== Exercise brief ==
Reading the listing below, count the lines that contain the word "Thyrocarpus" and give that count alone.

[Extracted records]
-- begin --

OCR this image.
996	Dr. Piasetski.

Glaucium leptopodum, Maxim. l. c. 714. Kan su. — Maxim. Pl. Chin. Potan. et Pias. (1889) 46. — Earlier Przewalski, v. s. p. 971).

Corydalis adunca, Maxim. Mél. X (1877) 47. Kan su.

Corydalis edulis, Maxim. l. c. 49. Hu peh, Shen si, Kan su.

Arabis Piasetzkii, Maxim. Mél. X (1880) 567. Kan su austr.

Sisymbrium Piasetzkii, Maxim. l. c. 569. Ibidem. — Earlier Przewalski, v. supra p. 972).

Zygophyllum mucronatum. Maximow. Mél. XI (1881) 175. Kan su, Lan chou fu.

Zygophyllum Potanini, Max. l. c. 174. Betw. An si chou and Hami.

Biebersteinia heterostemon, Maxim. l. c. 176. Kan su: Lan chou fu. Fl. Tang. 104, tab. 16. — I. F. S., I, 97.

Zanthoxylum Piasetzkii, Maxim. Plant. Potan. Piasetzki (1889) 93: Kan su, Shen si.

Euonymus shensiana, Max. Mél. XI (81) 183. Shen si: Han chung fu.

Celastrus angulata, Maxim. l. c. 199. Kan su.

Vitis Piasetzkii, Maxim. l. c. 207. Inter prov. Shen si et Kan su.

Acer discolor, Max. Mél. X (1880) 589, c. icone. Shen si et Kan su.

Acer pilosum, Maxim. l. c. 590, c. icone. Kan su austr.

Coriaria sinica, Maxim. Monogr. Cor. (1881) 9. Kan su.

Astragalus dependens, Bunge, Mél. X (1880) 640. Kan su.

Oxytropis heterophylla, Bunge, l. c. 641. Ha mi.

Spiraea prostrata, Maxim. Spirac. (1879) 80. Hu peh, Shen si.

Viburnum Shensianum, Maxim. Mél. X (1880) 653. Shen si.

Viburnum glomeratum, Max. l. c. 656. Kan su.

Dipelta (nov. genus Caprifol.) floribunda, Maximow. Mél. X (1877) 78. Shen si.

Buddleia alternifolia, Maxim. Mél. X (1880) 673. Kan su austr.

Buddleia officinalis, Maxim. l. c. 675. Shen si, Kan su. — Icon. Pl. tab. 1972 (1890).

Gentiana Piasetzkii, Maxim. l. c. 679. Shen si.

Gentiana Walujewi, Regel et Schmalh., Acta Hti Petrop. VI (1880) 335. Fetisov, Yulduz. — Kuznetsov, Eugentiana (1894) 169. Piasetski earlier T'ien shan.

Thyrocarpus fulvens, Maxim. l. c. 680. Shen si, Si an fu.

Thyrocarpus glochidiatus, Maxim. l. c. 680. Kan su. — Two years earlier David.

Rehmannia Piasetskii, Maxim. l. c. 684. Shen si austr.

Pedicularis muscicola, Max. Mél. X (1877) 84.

-- end --
-- begin --

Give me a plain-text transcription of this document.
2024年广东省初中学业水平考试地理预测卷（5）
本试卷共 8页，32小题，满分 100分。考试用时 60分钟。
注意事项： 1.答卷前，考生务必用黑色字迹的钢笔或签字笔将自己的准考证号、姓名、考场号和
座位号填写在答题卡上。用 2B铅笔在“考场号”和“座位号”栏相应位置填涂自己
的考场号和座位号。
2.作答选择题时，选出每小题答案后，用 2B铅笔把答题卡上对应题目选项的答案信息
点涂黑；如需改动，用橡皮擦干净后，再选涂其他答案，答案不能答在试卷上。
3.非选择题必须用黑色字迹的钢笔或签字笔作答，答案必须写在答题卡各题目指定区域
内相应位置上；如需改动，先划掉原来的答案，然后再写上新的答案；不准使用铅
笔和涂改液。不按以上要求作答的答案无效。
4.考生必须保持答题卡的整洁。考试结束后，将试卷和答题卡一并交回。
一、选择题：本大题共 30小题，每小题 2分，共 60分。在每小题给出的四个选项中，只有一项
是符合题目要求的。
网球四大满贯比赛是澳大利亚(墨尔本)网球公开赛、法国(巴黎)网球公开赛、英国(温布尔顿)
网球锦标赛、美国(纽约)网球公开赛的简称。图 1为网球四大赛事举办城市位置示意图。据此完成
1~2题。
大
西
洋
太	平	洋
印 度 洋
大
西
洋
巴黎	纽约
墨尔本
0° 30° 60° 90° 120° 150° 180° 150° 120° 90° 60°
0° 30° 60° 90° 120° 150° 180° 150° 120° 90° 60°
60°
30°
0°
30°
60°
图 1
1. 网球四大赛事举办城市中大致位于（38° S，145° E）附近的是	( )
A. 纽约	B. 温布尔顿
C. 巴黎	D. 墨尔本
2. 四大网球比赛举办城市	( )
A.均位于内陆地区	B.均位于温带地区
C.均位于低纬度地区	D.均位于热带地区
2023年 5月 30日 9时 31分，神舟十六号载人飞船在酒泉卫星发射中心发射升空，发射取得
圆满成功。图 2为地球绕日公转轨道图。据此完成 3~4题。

-- end --

== Finished task ==
2